• [Stored records]:
------------------------------

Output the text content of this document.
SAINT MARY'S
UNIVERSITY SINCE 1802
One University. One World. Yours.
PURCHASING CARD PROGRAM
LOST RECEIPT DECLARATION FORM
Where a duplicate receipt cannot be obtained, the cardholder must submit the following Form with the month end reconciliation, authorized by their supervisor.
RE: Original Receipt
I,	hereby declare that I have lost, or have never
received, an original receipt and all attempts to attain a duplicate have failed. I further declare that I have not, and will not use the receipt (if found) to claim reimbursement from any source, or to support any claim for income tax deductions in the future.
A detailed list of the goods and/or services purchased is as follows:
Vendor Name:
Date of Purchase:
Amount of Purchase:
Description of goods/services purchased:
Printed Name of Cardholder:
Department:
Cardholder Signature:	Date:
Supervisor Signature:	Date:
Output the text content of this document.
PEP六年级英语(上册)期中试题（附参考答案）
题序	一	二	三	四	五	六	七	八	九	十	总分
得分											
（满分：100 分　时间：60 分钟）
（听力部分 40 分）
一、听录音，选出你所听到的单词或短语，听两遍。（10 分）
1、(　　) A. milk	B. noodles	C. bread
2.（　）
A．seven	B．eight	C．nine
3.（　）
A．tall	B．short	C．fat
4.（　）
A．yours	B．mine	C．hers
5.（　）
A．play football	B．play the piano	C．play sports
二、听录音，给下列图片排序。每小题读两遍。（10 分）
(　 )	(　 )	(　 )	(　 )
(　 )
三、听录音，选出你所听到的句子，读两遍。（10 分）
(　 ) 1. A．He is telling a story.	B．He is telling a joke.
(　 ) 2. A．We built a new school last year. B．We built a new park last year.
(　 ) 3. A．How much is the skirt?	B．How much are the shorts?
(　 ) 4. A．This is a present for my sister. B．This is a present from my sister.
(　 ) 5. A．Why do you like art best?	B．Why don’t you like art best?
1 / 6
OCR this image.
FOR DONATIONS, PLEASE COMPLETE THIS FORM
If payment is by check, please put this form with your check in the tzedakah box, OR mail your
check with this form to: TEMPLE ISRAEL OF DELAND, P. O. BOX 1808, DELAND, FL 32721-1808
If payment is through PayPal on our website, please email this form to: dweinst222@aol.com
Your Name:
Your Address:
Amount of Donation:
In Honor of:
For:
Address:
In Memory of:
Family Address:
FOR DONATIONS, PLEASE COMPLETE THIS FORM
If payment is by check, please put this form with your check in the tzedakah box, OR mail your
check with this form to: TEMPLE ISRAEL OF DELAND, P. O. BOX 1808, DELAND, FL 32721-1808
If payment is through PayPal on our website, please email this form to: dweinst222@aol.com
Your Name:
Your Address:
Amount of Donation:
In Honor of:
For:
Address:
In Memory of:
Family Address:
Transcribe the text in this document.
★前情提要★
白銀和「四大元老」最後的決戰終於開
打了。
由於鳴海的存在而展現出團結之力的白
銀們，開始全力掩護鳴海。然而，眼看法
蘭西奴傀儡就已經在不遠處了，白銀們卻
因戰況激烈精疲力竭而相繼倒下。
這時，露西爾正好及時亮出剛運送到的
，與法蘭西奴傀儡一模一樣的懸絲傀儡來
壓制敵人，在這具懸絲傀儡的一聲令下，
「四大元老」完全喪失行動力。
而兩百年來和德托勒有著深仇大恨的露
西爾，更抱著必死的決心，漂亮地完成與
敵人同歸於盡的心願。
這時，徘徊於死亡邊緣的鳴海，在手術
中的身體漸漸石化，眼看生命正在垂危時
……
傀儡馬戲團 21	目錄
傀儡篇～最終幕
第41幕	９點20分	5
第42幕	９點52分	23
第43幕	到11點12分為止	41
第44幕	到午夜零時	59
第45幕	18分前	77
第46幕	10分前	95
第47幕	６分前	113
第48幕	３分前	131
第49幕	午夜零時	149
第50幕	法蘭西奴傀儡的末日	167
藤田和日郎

------------------------------

Write out every line of the material again, exactly as it reads.

• [Result]:
Output the text content of this document.
SAINT MARY'S
UNIVERSITY SINCE 1802
One University. One World. Yours.
PURCHASING CARD PROGRAM
LOST RECEIPT DECLARATION FORM
Where a duplicate receipt cannot be obtained, the cardholder must submit the following Form with the month end reconciliation, authorized by their supervisor.
RE: Original Receipt
I,	hereby declare that I have lost, or have never
received, an original receipt and all attempts to attain a duplicate have failed. I further declare that I have not, and will not use the receipt (if found) to claim reimbursement from any source, or to support any claim for income tax deductions in the future.
A detailed list of the goods and/or services purchased is as follows:
Vendor Name:
Date of Purchase:
Amount of Purchase:
Description of goods/services purchased:
Printed Name of Cardholder:
Department:
Cardholder Signature:	Date:
Supervisor Signature:	Date:
Output the text content of this document.
PEP六年级英语(上册)期中试题（附参考答案）
题序	一	二	三	四	五	六	七	八	九	十	总分
得分											
（满分：100 分　时间：60 分钟）
（听力部分 40 分）
一、听录音，选出你所听到的单词或短语，听两遍。（10 分）
1、(　　) A. milk	B. noodles	C. bread
2.（　）
A．seven	B．eight	C．nine
3.（　）
A．tall	B．short	C．fat
4.（　）
A．yours	B．mine	C．hers
5.（　）
A．play football	B．play the piano	C．play sports
二、听录音，给下列图片排序。每小题读两遍。（10 分）
(　 )	(　 )	(　 )	(　 )
(　 )
三、听录音，选出你所听到的句子，读两遍。（10 分）
(　 ) 1. A．He is telling a story.	B．He is telling a joke.
(　 ) 2. A．We built a new school last year. B．We built a new park last year.
(　 ) 3. A．How much is the skirt?	B．How much are the shorts?
(　 ) 4. A．This is a present for my sister. B．This is a present from my sister.
(　 ) 5. A．Why do you like art best?	B．Why don’t you like art best?
1 / 6
OCR this image.
FOR DONATIONS, PLEASE COMPLETE THIS FORM
If payment is by check, please put this form with your check in the tzedakah box, OR mail your
check with this form to: TEMPLE ISRAEL OF DELAND, P. O. BOX 1808, DELAND, FL 32721-1808
If payment is through PayPal on our website, please email this form to: dweinst222@aol.com
Your Name:
Your Address:
Amount of Donation:
In Honor of:
For:
Address:
In Memory of:
Family Address:
FOR DONATIONS, PLEASE COMPLETE THIS FORM
If payment is by check, please put this form with your check in the tzedakah box, OR mail your
check with this form to: TEMPLE ISRAEL OF DELAND, P. O. BOX 1808, DELAND, FL 32721-1808
If payment is through PayPal on our website, please email this form to: dweinst222@aol.com
Your Name:
Your Address:
Amount of Donation:
In Honor of:
For:
Address:
In Memory of:
Family Address:
Transcribe the text in this document.
★前情提要★
白銀和「四大元老」最後的決戰終於開
打了。
由於鳴海的存在而展現出團結之力的白
銀們，開始全力掩護鳴海。然而，眼看法
蘭西奴傀儡就已經在不遠處了，白銀們卻
因戰況激烈精疲力竭而相繼倒下。
這時，露西爾正好及時亮出剛運送到的
，與法蘭西奴傀儡一模一樣的懸絲傀儡來
壓制敵人，在這具懸絲傀儡的一聲令下，
「四大元老」完全喪失行動力。
而兩百年來和德托勒有著深仇大恨的露
西爾，更抱著必死的決心，漂亮地完成與
敵人同歸於盡的心願。
這時，徘徊於死亡邊緣的鳴海，在手術
中的身體漸漸石化，眼看生命正在垂危時
……
傀儡馬戲團 21	目錄
傀儡篇～最終幕
第41幕	９點20分	5
第42幕	９點52分	23
第43幕	到11點12分為止	41
第44幕	到午夜零時	59
第45幕	18分前	77
第46幕	10分前	95
第47幕	６分前	113
第48幕	３分前	131
第49幕	午夜零時	149
第50幕	法蘭西奴傀儡的末日	167
藤田和日郎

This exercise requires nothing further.